-- Given task --
Every entry that follows should be reproduced exactly.

══ Input

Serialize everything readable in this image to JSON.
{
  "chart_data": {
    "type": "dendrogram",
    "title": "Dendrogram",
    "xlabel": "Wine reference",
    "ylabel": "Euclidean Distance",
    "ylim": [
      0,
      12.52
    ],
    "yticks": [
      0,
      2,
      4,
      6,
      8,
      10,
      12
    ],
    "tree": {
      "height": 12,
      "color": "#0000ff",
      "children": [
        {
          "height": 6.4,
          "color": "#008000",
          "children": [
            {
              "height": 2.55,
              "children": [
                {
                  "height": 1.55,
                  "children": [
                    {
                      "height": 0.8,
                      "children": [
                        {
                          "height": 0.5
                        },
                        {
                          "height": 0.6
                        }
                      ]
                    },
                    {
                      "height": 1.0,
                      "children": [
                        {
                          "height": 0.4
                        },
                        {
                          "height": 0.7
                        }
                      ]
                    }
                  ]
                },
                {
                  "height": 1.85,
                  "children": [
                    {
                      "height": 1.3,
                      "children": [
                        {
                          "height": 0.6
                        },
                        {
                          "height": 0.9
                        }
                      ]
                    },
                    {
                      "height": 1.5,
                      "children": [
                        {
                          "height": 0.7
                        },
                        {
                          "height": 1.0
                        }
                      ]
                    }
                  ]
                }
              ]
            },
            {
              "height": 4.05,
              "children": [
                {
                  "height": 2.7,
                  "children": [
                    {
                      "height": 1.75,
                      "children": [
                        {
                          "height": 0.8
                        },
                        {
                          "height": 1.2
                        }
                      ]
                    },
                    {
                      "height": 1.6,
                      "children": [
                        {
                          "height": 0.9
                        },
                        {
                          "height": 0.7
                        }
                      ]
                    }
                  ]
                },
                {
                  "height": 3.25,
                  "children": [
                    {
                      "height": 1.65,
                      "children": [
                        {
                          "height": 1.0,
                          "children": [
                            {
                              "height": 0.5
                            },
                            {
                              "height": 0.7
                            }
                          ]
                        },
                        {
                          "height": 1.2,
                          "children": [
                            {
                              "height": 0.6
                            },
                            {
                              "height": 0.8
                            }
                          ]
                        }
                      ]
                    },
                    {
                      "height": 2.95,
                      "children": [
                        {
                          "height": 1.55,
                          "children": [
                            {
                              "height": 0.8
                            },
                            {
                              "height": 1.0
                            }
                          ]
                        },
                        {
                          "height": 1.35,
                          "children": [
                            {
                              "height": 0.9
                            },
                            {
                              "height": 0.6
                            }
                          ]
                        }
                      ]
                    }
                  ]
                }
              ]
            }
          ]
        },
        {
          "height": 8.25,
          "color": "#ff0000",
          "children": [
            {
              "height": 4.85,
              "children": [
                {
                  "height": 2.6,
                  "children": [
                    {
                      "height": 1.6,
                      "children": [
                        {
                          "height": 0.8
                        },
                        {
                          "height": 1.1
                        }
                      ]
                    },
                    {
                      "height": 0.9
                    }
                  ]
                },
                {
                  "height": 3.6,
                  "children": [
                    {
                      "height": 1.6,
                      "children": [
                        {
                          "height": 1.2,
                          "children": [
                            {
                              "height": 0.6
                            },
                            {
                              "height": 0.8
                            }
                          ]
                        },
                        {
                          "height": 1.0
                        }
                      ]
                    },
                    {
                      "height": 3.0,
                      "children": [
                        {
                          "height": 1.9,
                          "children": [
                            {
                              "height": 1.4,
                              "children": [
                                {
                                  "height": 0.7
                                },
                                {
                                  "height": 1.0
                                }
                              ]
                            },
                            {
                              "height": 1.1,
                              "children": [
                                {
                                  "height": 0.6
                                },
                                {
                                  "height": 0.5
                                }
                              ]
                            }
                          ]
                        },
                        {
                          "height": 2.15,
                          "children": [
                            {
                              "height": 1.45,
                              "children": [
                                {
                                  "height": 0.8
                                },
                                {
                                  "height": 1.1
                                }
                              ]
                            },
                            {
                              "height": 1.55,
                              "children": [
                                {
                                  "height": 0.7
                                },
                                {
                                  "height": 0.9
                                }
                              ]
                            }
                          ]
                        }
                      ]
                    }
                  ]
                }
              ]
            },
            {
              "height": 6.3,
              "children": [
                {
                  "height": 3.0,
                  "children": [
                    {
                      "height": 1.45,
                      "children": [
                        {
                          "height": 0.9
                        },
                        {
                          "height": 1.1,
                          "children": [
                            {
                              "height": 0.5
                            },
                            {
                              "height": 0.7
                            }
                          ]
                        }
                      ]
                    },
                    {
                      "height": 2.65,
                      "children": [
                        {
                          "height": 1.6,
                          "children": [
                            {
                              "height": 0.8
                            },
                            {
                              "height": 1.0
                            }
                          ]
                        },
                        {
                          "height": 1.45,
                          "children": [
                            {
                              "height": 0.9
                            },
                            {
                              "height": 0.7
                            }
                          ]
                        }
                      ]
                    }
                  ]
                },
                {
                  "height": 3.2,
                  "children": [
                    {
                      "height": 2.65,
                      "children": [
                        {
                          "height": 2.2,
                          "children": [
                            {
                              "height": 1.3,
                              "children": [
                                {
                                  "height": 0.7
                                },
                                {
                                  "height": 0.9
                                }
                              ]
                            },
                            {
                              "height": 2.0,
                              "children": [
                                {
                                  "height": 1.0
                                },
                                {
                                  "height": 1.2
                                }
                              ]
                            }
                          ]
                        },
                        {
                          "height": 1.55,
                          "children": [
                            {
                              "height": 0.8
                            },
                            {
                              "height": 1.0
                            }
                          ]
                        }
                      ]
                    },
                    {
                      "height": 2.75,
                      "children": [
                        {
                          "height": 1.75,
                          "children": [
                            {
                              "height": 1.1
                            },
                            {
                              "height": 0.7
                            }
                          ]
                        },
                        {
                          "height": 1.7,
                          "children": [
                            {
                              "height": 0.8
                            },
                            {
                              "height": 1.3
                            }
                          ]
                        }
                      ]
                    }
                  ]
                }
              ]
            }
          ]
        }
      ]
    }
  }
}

════

-- Result for this exercise --
Serialize everything readable in this image to JSON.
{
  "chart_data": {
    "type": "dendrogram",
    "title": "Dendrogram",
    "xlabel": "Wine reference",
    "ylabel": "Euclidean Distance",
    "ylim": [
      0,
      12.52
    ],
    "yticks": [
      0,
      2,
      4,
      6,
      8,
      10,
      12
    ],
    "tree": {
      "height": 12,
      "color": "#0000ff",
      "children": [
        {
          "height": 6.4,
          "color": "#008000",
          "children": [
            {
              "height": 2.55,
              "children": [
                {
                  "height": 1.55,
                  "children": [
                    {
                      "height": 0.8,
                      "children": [
                        {
                          "height": 0.5
                        },
                        {
                          "height": 0.6
                        }
                      ]
                    },
                    {
                      "height": 1.0,
                      "children": [
                        {
                          "height": 0.4
                        },
                        {
                          "height": 0.7
                        }
                      ]
                    }
                  ]
                },
                {
                  "height": 1.85,
                  "children": [
                    {
                      "height": 1.3,
                      "children": [
                        {
                          "height": 0.6
                        },
                        {
                          "height": 0.9
                        }
                      ]
                    },
                    {
                      "height": 1.5,
                      "children": [
                        {
                          "height": 0.7
                        },
                        {
                          "height": 1.0
                        }
                      ]
                    }
                  ]
                }
              ]
            },
            {
              "height": 4.05,
              "children": [
                {
                  "height": 2.7,
                  "children": [
                    {
                      "height": 1.75,
                      "children": [
                        {
                          "height": 0.8
                        },
                        {
                          "height": 1.2
                        }
                      ]
                    },
                    {
                      "height": 1.6,
                      "children": [
                        {
                          "height": 0.9
                        },
                        {
                          "height": 0.7
                        }
                      ]
                    }
                  ]
                },
                {
                  "height": 3.25,
                  "children": [
                    {
                      "height": 1.65,
                      "children": [
                        {
                          "height": 1.0,
                          "children": [
                            {
                              "height": 0.5
                            },
                            {
                              "height": 0.7
                            }
                          ]
                        },
                        {
                          "height": 1.2,
                          "children": [
                            {
                              "height": 0.6
                            },
                            {
                              "height": 0.8
                            }
                          ]
                        }
                      ]
                    },
                    {
                      "height": 2.95,
                      "children": [
                        {
                          "height": 1.55,
                          "children": [
                            {
                              "height": 0.8
                            },
                            {
                              "height": 1.0
                            }
                          ]
                        },
                        {
                          "height": 1.35,
                          "children": [
                            {
                              "height": 0.9
                            },
                            {
                              "height": 0.6
                            }
                          ]
                        }
                      ]
                    }
                  ]
                }
              ]
            }
          ]
        },
        {
          "height": 8.25,
          "color": "#ff0000",
          "children": [
            {
              "height": 4.85,
              "children": [
                {
                  "height": 2.6,
                  "children": [
                    {
                      "height": 1.6,
                      "children": [
                        {
                          "height": 0.8
                        },
                        {
                          "height": 1.1
                        }
                      ]
                    },
                    {
                      "height": 0.9
                    }
                  ]
                },
                {
                  "height": 3.6,
                  "children": [
                    {
                      "height": 1.6,
                      "children": [
                        {
                          "height": 1.2,
                          "children": [
                            {
                              "height": 0.6
                            },
                            {
                              "height": 0.8
                            }
                          ]
                        },
                        {
                          "height": 1.0
                        }
                      ]
                    },
                    {
                      "height": 3.0,
                      "children": [
                        {
                          "height": 1.9,
                          "children": [
                            {
                              "height": 1.4,
                              "children": [
                                {
                                  "height": 0.7
                                },
                                {
                                  "height": 1.0
                                }
                              ]
                            },
                            {
                              "height": 1.1,
                              "children": [
                                {
                                  "height": 0.6
                                },
                                {
                                  "height": 0.5
                                }
                              ]
                            }
                          ]
                        },
                        {
                          "height": 2.15,
                          "children": [
                            {
                              "height": 1.45,
                              "children": [
                                {
                                  "height": 0.8
                                },
                                {
                                  "height": 1.1
                                }
                              ]
                            },
                            {
                              "height": 1.55,
                              "children": [
                                {
                                  "height": 0.7
                                },
                                {
                                  "height": 0.9
                                }
                              ]
                            }
                          ]
                        }
                      ]
                    }
                  ]
                }
              ]
            },
            {
              "height": 6.3,
              "children": [
                {
                  "height": 3.0,
                  "children": [
                    {
                      "height": 1.45,
                      "children": [
                        {
                          "height": 0.9
                        },
                        {
                          "height": 1.1,
                          "children": [
                            {
                              "height": 0.5
                            },
                            {
                              "height": 0.7
                            }
                          ]
                        }
                      ]
                    },
                    {
                      "height": 2.65,
                      "children": [
                        {
                          "height": 1.6,
                          "children": [
                            {
                              "height": 0.8
                            },
                            {
                              "height": 1.0
                            }
                          ]
                        },
                        {
                          "height": 1.45,
                          "children": [
                            {
                              "height": 0.9
                            },
                            {
                              "height": 0.7
                            }
                          ]
                        }
                      ]
                    }
                  ]
                },
                {
                  "height": 3.2,
                  "children": [
                    {
                      "height": 2.65,
                      "children": [
                        {
                          "height": 2.2,
                          "children": [
                            {
                              "height": 1.3,
                              "children": [
                                {
                                  "height": 0.7
                                },
                                {
                                  "height": 0.9
                                }
                              ]
                            },
                            {
                              "height": 2.0,
                              "children": [
                                {
                                  "height": 1.0
                                },
                                {
                                  "height": 1.2
                                }
                              ]
                            }
                          ]
                        },
                        {
                          "height": 1.55,
                          "children": [
                            {
                              "height": 0.8
                            },
                            {
                              "height": 1.0
                            }
                          ]
                        }
                      ]
                    },
                    {
                      "height": 2.75,
                      "children": [
                        {
                          "height": 1.75,
                          "children": [
                            {
                              "height": 1.1
                            },
                            {
                              "height": 0.7
                            }
                          ]
                        },
                        {
                          "height": 1.7,
                          "children": [
                            {
                              "height": 0.8
                            },
                            {
                              "height": 1.3
                            }
                          ]
                        }
                      ]
                    }
                  ]
                }
              ]
            }
          ]
        }
      ]
    }
  }
}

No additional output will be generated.